Copy every record below exactly as written, but leave out the pictures.

:::::

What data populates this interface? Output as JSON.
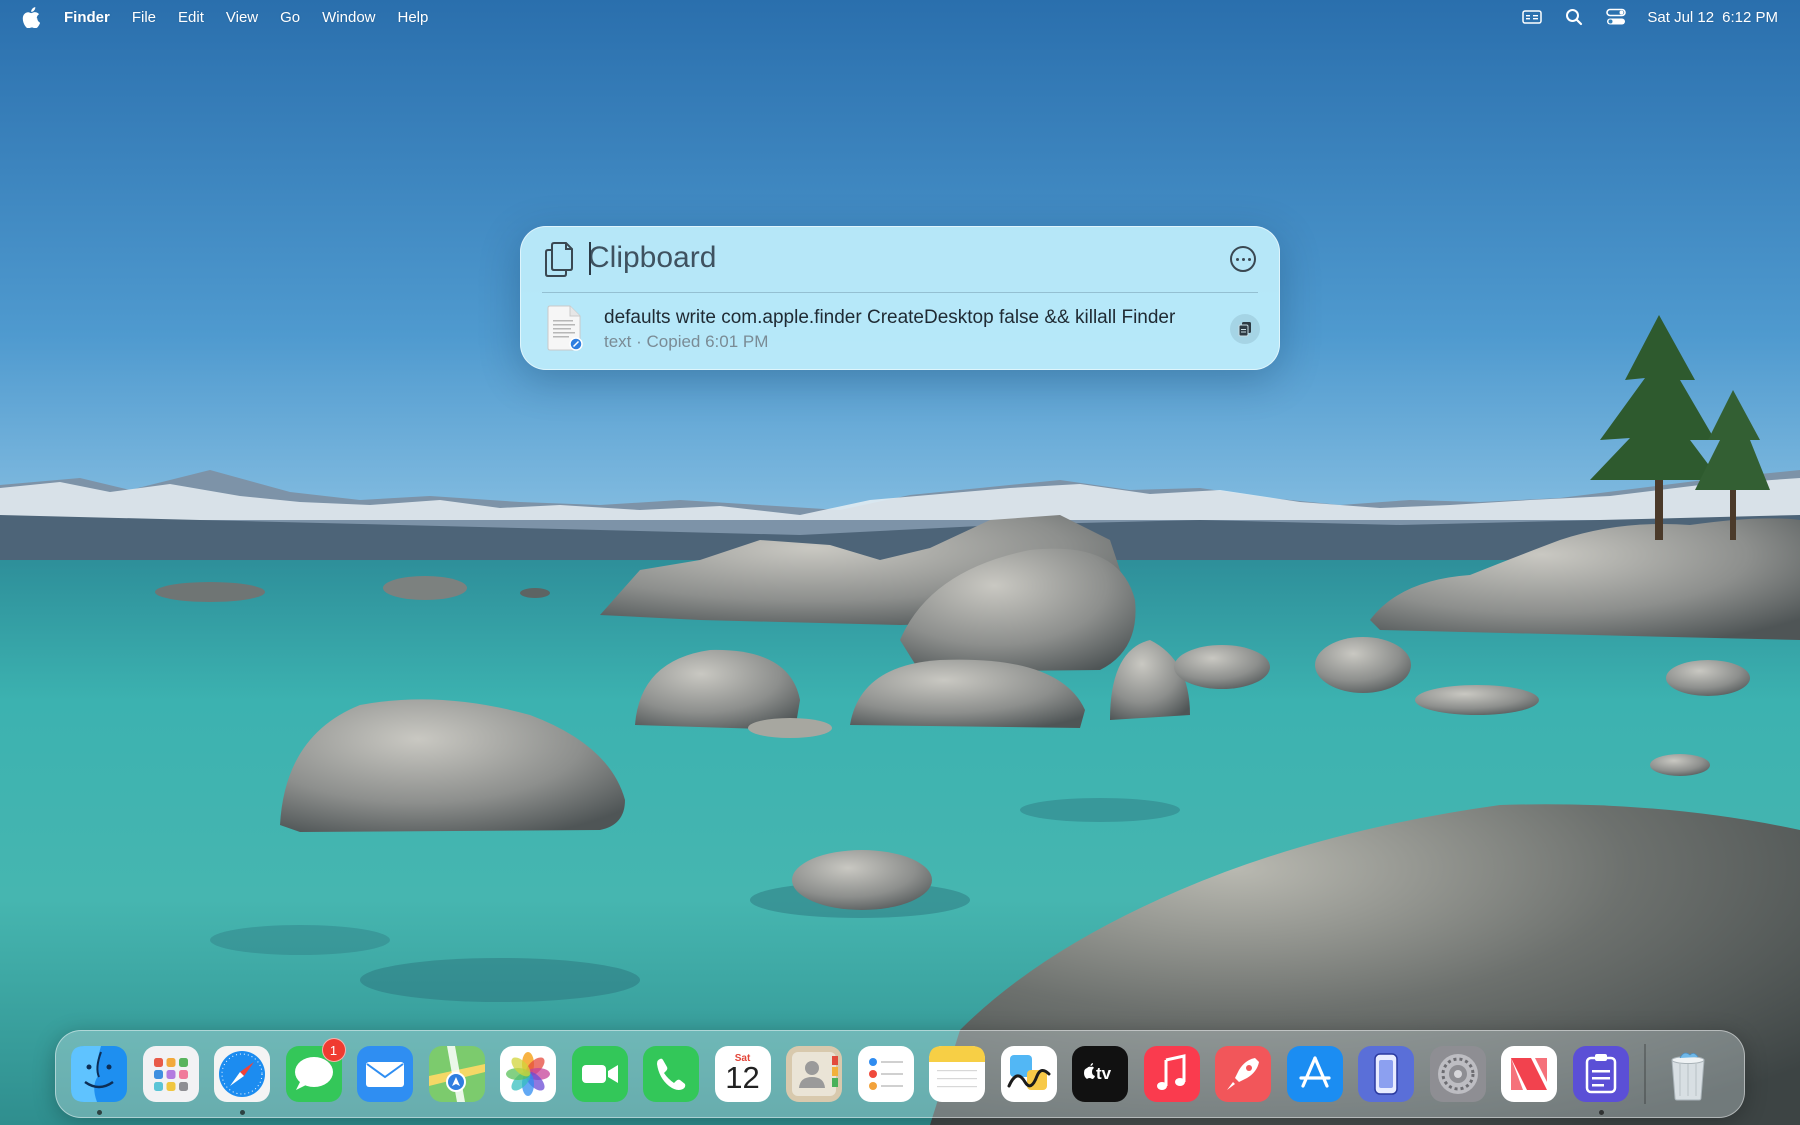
{
  "menubar": {
    "app_name": "Finder",
    "menus": [
      "File",
      "Edit",
      "View",
      "Go",
      "Window",
      "Help"
    ],
    "status_icons": [
      "input-menu-icon",
      "spotlight-search-icon",
      "control-center-icon"
    ],
    "date": "Sat Jul 12",
    "time": "6:12 PM"
  },
  "clipboard": {
    "search_placeholder": "Clipboard",
    "item": {
      "text": "defaults write com.apple.finder CreateDesktop false && killall Finder",
      "meta": "text · Copied 6:01 PM"
    }
  },
  "dock": {
    "apps": [
      {
        "name": "Finder",
        "icon": "finder-icon",
        "running": true
      },
      {
        "name": "Launchpad",
        "icon": "launchpad-icon",
        "running": false
      },
      {
        "name": "Safari",
        "icon": "safari-icon",
        "running": true
      },
      {
        "name": "Messages",
        "icon": "messages-icon",
        "running": false,
        "badge": "1"
      },
      {
        "name": "Mail",
        "icon": "mail-icon",
        "running": false
      },
      {
        "name": "Maps",
        "icon": "maps-icon",
        "running": false
      },
      {
        "name": "Photos",
        "icon": "photos-icon",
        "running": false
      },
      {
        "name": "FaceTime",
        "icon": "facetime-icon",
        "running": false
      },
      {
        "name": "Phone",
        "icon": "phone-icon",
        "running": false
      },
      {
        "name": "Calendar",
        "icon": "calendar-icon",
        "running": false,
        "day": "Sat",
        "date": "12"
      },
      {
        "name": "Contacts",
        "icon": "contacts-icon",
        "running": false
      },
      {
        "name": "Reminders",
        "icon": "reminders-icon",
        "running": false
      },
      {
        "name": "Notes",
        "icon": "notes-icon",
        "running": false
      },
      {
        "name": "Freeform",
        "icon": "freeform-icon",
        "running": false
      },
      {
        "name": "TV",
        "icon": "tv-icon",
        "running": false,
        "label": "tv"
      },
      {
        "name": "Music",
        "icon": "music-icon",
        "running": false
      },
      {
        "name": "Rocket Typist",
        "icon": "rocket-icon",
        "running": false
      },
      {
        "name": "App Store",
        "icon": "app-store-icon",
        "running": false
      },
      {
        "name": "iPhone Mirroring",
        "icon": "iphone-mirroring-icon",
        "running": false
      },
      {
        "name": "System Settings",
        "icon": "system-settings-icon",
        "running": false
      },
      {
        "name": "News",
        "icon": "news-icon",
        "running": false
      },
      {
        "name": "Clipboard Manager",
        "icon": "clipboard-app-icon",
        "running": true
      }
    ],
    "trash": {
      "name": "Trash",
      "icon": "trash-icon"
    }
  },
  "colors": {
    "sky_top": "#2a76b5",
    "lake": "#3fb3b2",
    "panel": "#bdeefc",
    "badge": "#f03b30"
  }
}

:::::

• _Result of this exercise_:
What data populates this interface? Output as JSON.
{
  "menubar": {
    "app_name": "Finder",
    "menus": [
      "File",
      "Edit",
      "View",
      "Go",
      "Window",
      "Help"
    ],
    "status_icons": [
      "input-menu-icon",
      "spotlight-search-icon",
      "control-center-icon"
    ],
    "date": "Sat Jul 12",
    "time": "6:12 PM"
  },
  "clipboard": {
    "search_placeholder": "Clipboard",
    "item": {
      "text": "defaults write com.apple.finder CreateDesktop false && killall Finder",
      "meta": "text · Copied 6:01 PM"
    }
  },
  "dock": {
    "apps": [
      {
        "name": "Finder",
        "icon": "finder-icon",
        "running": true
      },
      {
        "name": "Launchpad",
        "icon": "launchpad-icon",
        "running": false
      },
      {
        "name": "Safari",
        "icon": "safari-icon",
        "running": true
      },
      {
        "name": "Messages",
        "icon": "messages-icon",
        "running": false,
        "badge": "1"
      },
      {
        "name": "Mail",
        "icon": "mail-icon",
        "running": false
      },
      {
        "name": "Maps",
        "icon": "maps-icon",
        "running": false
      },
      {
        "name": "Photos",
        "icon": "photos-icon",
        "running": false
      },
      {
        "name": "FaceTime",
        "icon": "facetime-icon",
        "running": false
      },
      {
        "name": "Phone",
        "icon": "phone-icon",
        "running": false
      },
      {
        "name": "Calendar",
        "icon": "calendar-icon",
        "running": false,
        "day": "Sat",
        "date": "12"
      },
      {
        "name": "Contacts",
        "icon": "contacts-icon",
        "running": false
      },
      {
        "name": "Reminders",
        "icon": "reminders-icon",
        "running": false
      },
      {
        "name": "Notes",
        "icon": "notes-icon",
        "running": false
      },
      {
        "name": "Freeform",
        "icon": "freeform-icon",
        "running": false
      },
      {
        "name": "TV",
        "icon": "tv-icon",
        "running": false,
        "label": "tv"
      },
      {
        "name": "Music",
        "icon": "music-icon",
        "running": false
      },
      {
        "name": "Rocket Typist",
        "icon": "rocket-icon",
        "running": false
      },
      {
        "name": "App Store",
        "icon": "app-store-icon",
        "running": false
      },
      {
        "name": "iPhone Mirroring",
        "icon": "iphone-mirroring-icon",
        "running": false
      },
      {
        "name": "System Settings",
        "icon": "system-settings-icon",
        "running": false
      },
      {
        "name": "News",
        "icon": "news-icon",
        "running": false
      },
      {
        "name": "Clipboard Manager",
        "icon": "clipboard-app-icon",
        "running": true
      }
    ],
    "trash": {
      "name": "Trash",
      "icon": "trash-icon"
    }
  },
  "colors": {
    "sky_top": "#2a76b5",
    "lake": "#3fb3b2",
    "panel": "#bdeefc",
    "badge": "#f03b30"
  }
}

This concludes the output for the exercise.